■ **Aim of the task**:
Set down the line that contains "Read all visible" and every line after it to the end of the entries, exactly as they stand and nothing more.

Rows from a figure dataset:

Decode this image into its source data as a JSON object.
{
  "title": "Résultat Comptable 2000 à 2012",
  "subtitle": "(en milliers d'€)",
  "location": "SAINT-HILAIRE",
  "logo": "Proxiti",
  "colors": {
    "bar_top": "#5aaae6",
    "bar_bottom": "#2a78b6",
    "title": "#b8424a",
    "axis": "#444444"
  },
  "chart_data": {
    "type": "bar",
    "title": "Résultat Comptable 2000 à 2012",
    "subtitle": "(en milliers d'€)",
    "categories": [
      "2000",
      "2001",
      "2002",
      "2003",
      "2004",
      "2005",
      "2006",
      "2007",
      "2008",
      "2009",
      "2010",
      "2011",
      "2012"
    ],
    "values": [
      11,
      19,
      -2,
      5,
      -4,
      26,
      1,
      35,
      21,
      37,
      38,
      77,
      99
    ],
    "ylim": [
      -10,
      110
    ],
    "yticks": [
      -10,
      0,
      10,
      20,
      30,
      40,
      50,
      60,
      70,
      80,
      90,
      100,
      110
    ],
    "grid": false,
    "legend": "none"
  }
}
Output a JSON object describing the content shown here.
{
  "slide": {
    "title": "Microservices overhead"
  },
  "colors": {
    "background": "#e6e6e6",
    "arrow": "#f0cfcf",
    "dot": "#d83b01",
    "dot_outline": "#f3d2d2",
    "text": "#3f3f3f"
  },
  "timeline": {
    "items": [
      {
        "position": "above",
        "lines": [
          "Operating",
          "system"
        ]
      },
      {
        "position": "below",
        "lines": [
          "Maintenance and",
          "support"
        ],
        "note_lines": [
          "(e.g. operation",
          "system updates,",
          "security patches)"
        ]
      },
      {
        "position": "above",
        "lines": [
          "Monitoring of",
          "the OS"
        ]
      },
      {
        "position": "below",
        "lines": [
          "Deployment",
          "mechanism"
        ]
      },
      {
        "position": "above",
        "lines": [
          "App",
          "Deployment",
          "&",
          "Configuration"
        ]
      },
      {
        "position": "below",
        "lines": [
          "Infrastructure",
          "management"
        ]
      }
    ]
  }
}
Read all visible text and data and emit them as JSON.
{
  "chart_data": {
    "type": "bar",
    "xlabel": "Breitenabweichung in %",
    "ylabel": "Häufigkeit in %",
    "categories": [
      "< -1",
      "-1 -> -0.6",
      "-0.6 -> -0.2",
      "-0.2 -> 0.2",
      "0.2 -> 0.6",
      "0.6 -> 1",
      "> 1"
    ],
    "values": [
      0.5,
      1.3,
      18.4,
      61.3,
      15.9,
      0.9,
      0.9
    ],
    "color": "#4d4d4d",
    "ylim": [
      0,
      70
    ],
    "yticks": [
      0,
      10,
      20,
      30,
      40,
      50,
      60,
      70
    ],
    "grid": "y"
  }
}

■ **Exercise result**:
Read all visible text and data and emit them as JSON.
{
  "chart_data": {
    "type": "bar",
    "xlabel": "Breitenabweichung in %",
    "ylabel": "Häufigkeit in %",
    "categories": [
      "< -1",
      "-1 -> -0.6",
      "-0.6 -> -0.2",
      "-0.2 -> 0.2",
      "0.2 -> 0.6",
      "0.6 -> 1",
      "> 1"
    ],
    "values": [
      0.5,
      1.3,
      18.4,
      61.3,
      15.9,
      0.9,
      0.9
    ],
    "color": "#4d4d4d",
    "ylim": [
      0,
      70
    ],
    "yticks": [
      0,
      10,
      20,
      30,
      40,
      50,
      60,
      70
    ],
    "grid": "y"
  }
}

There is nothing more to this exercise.